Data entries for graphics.
--
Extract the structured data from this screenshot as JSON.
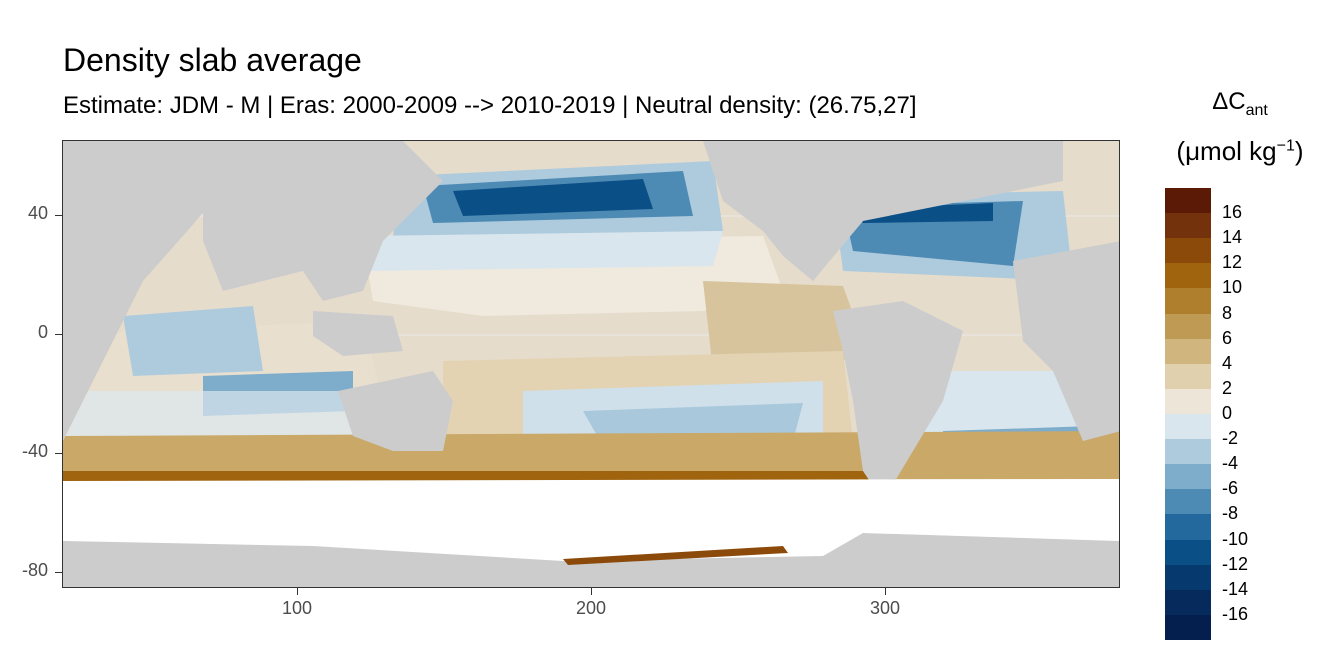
{
  "title": "Density slab average",
  "subtitle": "Estimate: JDM - M | Eras: 2000-2009 --> 2010-2019 | Neutral density: (26.75,27]",
  "legend": {
    "title_main": "ΔC",
    "title_sub": "ant",
    "unit_prefix": "(μmol kg",
    "unit_exp": "−1",
    "unit_suffix": ")",
    "labels": [
      "16",
      "14",
      "12",
      "10",
      "8",
      "6",
      "4",
      "2",
      "0",
      "-2",
      "-4",
      "-6",
      "-8",
      "-10",
      "-12",
      "-14",
      "-16"
    ],
    "colors": [
      "#5a1a05",
      "#74320c",
      "#8c4a0a",
      "#a0640f",
      "#b07f2e",
      "#bf9a55",
      "#d0b67e",
      "#e0d0ae",
      "#ede6d8",
      "#d9e6ee",
      "#aecbde",
      "#7eaccb",
      "#4d8ab4",
      "#24699e",
      "#0b4f87",
      "#06396e",
      "#052a5b",
      "#041e4d"
    ]
  },
  "axes": {
    "y_ticks": [
      "40",
      "0",
      "-40",
      "-80"
    ],
    "x_ticks": [
      "100",
      "200",
      "300"
    ]
  },
  "map": {
    "land_color": "#cccccc",
    "no_data_color": "#ffffff",
    "lon_range": [
      20,
      380
    ],
    "lat_range": [
      -85,
      65
    ]
  }
}
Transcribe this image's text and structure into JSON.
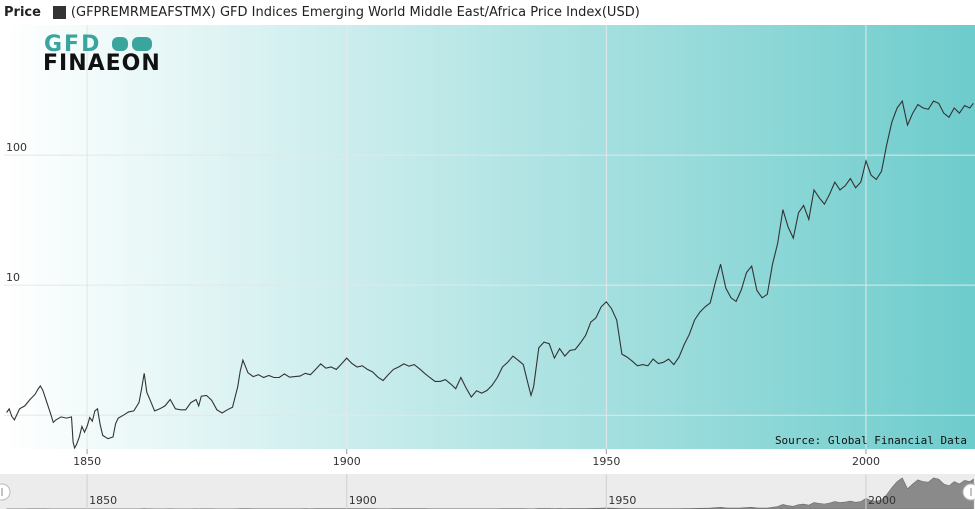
{
  "legend": {
    "price_label": "Price",
    "series_label": "(GFPREMRMEAFSTMX) GFD Indices Emerging World Middle East/Africa Price Index(USD)",
    "series_color": "#333333"
  },
  "logo": {
    "line1": "GFD",
    "line2": "FINAEON"
  },
  "source": "Source: Global Financial Data",
  "colors": {
    "gradient_start": "#ffffff",
    "gradient_end": "#6ecccc",
    "line": "#333333",
    "grid": "#e6e6e6"
  },
  "chart_data": {
    "type": "line",
    "title": "(GFPREMRMEAFSTMX) GFD Indices Emerging World Middle East/Africa Price Index(USD)",
    "xlabel": "",
    "ylabel": "Price",
    "y_scale": "log",
    "xlim": [
      1834,
      2021
    ],
    "ylim": [
      0.55,
      1000
    ],
    "grid": true,
    "x_ticks": [
      1850,
      1900,
      1950,
      2000
    ],
    "y_ticks": [
      1,
      10,
      100
    ],
    "y_tick_labels": [
      "",
      "10",
      "100"
    ],
    "x_tick_labels": [
      "1850",
      "1900",
      "1950",
      "2000"
    ],
    "navigator_x_labels": [
      "1850",
      "1900",
      "1950",
      "2000"
    ],
    "series": [
      {
        "values": [
          [
            1834.5,
            1.05
          ],
          [
            1835,
            1.12
          ],
          [
            1835.5,
            0.98
          ],
          [
            1836,
            0.92
          ],
          [
            1837,
            1.12
          ],
          [
            1838,
            1.18
          ],
          [
            1839,
            1.32
          ],
          [
            1840,
            1.45
          ],
          [
            1840.5,
            1.58
          ],
          [
            1841,
            1.68
          ],
          [
            1841.5,
            1.55
          ],
          [
            1842,
            1.35
          ],
          [
            1843,
            1.02
          ],
          [
            1843.5,
            0.88
          ],
          [
            1844,
            0.92
          ],
          [
            1845,
            0.97
          ],
          [
            1846,
            0.95
          ],
          [
            1847,
            0.97
          ],
          [
            1847.3,
            0.62
          ],
          [
            1847.6,
            0.56
          ],
          [
            1848,
            0.6
          ],
          [
            1848.5,
            0.68
          ],
          [
            1849,
            0.82
          ],
          [
            1849.5,
            0.74
          ],
          [
            1850,
            0.82
          ],
          [
            1850.5,
            0.96
          ],
          [
            1851,
            0.9
          ],
          [
            1851.5,
            1.08
          ],
          [
            1852,
            1.12
          ],
          [
            1852.5,
            0.85
          ],
          [
            1853,
            0.7
          ],
          [
            1854,
            0.66
          ],
          [
            1855,
            0.68
          ],
          [
            1855.5,
            0.86
          ],
          [
            1856,
            0.95
          ],
          [
            1857,
            1.0
          ],
          [
            1858,
            1.06
          ],
          [
            1859,
            1.08
          ],
          [
            1860,
            1.25
          ],
          [
            1860.5,
            1.6
          ],
          [
            1861,
            2.1
          ],
          [
            1861.5,
            1.5
          ],
          [
            1862,
            1.35
          ],
          [
            1863,
            1.08
          ],
          [
            1864,
            1.12
          ],
          [
            1865,
            1.18
          ],
          [
            1866,
            1.32
          ],
          [
            1867,
            1.12
          ],
          [
            1868,
            1.1
          ],
          [
            1869,
            1.1
          ],
          [
            1870,
            1.25
          ],
          [
            1871,
            1.32
          ],
          [
            1871.5,
            1.18
          ],
          [
            1872,
            1.4
          ],
          [
            1873,
            1.42
          ],
          [
            1874,
            1.3
          ],
          [
            1875,
            1.1
          ],
          [
            1876,
            1.04
          ],
          [
            1877,
            1.1
          ],
          [
            1878,
            1.15
          ],
          [
            1879,
            1.65
          ],
          [
            1879.5,
            2.2
          ],
          [
            1880,
            2.65
          ],
          [
            1881,
            2.12
          ],
          [
            1882,
            1.98
          ],
          [
            1883,
            2.05
          ],
          [
            1884,
            1.95
          ],
          [
            1885,
            2.02
          ],
          [
            1886,
            1.95
          ],
          [
            1887,
            1.95
          ],
          [
            1888,
            2.08
          ],
          [
            1889,
            1.96
          ],
          [
            1890,
            1.98
          ],
          [
            1891,
            2.0
          ],
          [
            1892,
            2.1
          ],
          [
            1893,
            2.05
          ],
          [
            1894,
            2.25
          ],
          [
            1895,
            2.48
          ],
          [
            1896,
            2.3
          ],
          [
            1897,
            2.35
          ],
          [
            1898,
            2.25
          ],
          [
            1899,
            2.48
          ],
          [
            1900,
            2.75
          ],
          [
            1901,
            2.5
          ],
          [
            1902,
            2.35
          ],
          [
            1903,
            2.4
          ],
          [
            1904,
            2.25
          ],
          [
            1905,
            2.15
          ],
          [
            1906,
            1.96
          ],
          [
            1907,
            1.85
          ],
          [
            1908,
            2.05
          ],
          [
            1909,
            2.25
          ],
          [
            1910,
            2.35
          ],
          [
            1911,
            2.48
          ],
          [
            1912,
            2.38
          ],
          [
            1913,
            2.45
          ],
          [
            1914,
            2.28
          ],
          [
            1915,
            2.1
          ],
          [
            1916,
            1.95
          ],
          [
            1917,
            1.82
          ],
          [
            1918,
            1.82
          ],
          [
            1919,
            1.88
          ],
          [
            1920,
            1.74
          ],
          [
            1921,
            1.6
          ],
          [
            1922,
            1.95
          ],
          [
            1923,
            1.62
          ],
          [
            1924,
            1.38
          ],
          [
            1925,
            1.54
          ],
          [
            1926,
            1.48
          ],
          [
            1927,
            1.55
          ],
          [
            1928,
            1.7
          ],
          [
            1929,
            1.95
          ],
          [
            1930,
            2.35
          ],
          [
            1931,
            2.55
          ],
          [
            1932,
            2.85
          ],
          [
            1933,
            2.65
          ],
          [
            1934,
            2.45
          ],
          [
            1935,
            1.7
          ],
          [
            1935.5,
            1.42
          ],
          [
            1936,
            1.65
          ],
          [
            1937,
            3.3
          ],
          [
            1938,
            3.65
          ],
          [
            1939,
            3.55
          ],
          [
            1940,
            2.75
          ],
          [
            1941,
            3.25
          ],
          [
            1942,
            2.85
          ],
          [
            1943,
            3.15
          ],
          [
            1944,
            3.2
          ],
          [
            1945,
            3.6
          ],
          [
            1946,
            4.1
          ],
          [
            1947,
            5.2
          ],
          [
            1948,
            5.6
          ],
          [
            1949,
            6.8
          ],
          [
            1950,
            7.45
          ],
          [
            1951,
            6.6
          ],
          [
            1952,
            5.4
          ],
          [
            1953,
            2.95
          ],
          [
            1954,
            2.8
          ],
          [
            1955,
            2.6
          ],
          [
            1956,
            2.4
          ],
          [
            1957,
            2.45
          ],
          [
            1958,
            2.4
          ],
          [
            1959,
            2.7
          ],
          [
            1960,
            2.5
          ],
          [
            1961,
            2.55
          ],
          [
            1962,
            2.7
          ],
          [
            1963,
            2.45
          ],
          [
            1964,
            2.8
          ],
          [
            1965,
            3.5
          ],
          [
            1966,
            4.2
          ],
          [
            1967,
            5.4
          ],
          [
            1968,
            6.2
          ],
          [
            1969,
            6.8
          ],
          [
            1970,
            7.3
          ],
          [
            1971,
            10.5
          ],
          [
            1972,
            14.5
          ],
          [
            1973,
            9.5
          ],
          [
            1974,
            8.0
          ],
          [
            1975,
            7.5
          ],
          [
            1976,
            9.2
          ],
          [
            1977,
            12.5
          ],
          [
            1978,
            14.0
          ],
          [
            1979,
            9.1
          ],
          [
            1980,
            8.0
          ],
          [
            1981,
            8.5
          ],
          [
            1982,
            14.5
          ],
          [
            1983,
            21.0
          ],
          [
            1984,
            38.0
          ],
          [
            1985,
            28.0
          ],
          [
            1986,
            23.0
          ],
          [
            1987,
            36.0
          ],
          [
            1988,
            41.0
          ],
          [
            1989,
            32.0
          ],
          [
            1990,
            54.0
          ],
          [
            1991,
            47.0
          ],
          [
            1992,
            42.0
          ],
          [
            1993,
            50.0
          ],
          [
            1994,
            62.0
          ],
          [
            1995,
            54.0
          ],
          [
            1996,
            58.0
          ],
          [
            1997,
            66.0
          ],
          [
            1998,
            56.0
          ],
          [
            1999,
            62.0
          ],
          [
            2000,
            90.0
          ],
          [
            2001,
            70.0
          ],
          [
            2002,
            65.0
          ],
          [
            2003,
            75.0
          ],
          [
            2004,
            120
          ],
          [
            2005,
            180
          ],
          [
            2006,
            230
          ],
          [
            2007,
            260
          ],
          [
            2008,
            170
          ],
          [
            2009,
            210
          ],
          [
            2010,
            245
          ],
          [
            2011,
            230
          ],
          [
            2012,
            225
          ],
          [
            2013,
            260
          ],
          [
            2014,
            250
          ],
          [
            2015,
            210
          ],
          [
            2016,
            195
          ],
          [
            2017,
            230
          ],
          [
            2018,
            210
          ],
          [
            2019,
            240
          ],
          [
            2020,
            230
          ],
          [
            2020.7,
            250
          ]
        ]
      }
    ]
  }
}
--
Set task. Wherever "this" shows up in a line, copy that line.

Completed exercise.
Extract the structured data from this screenshot as JSON.
Transcribe this image's text and structure into JSON.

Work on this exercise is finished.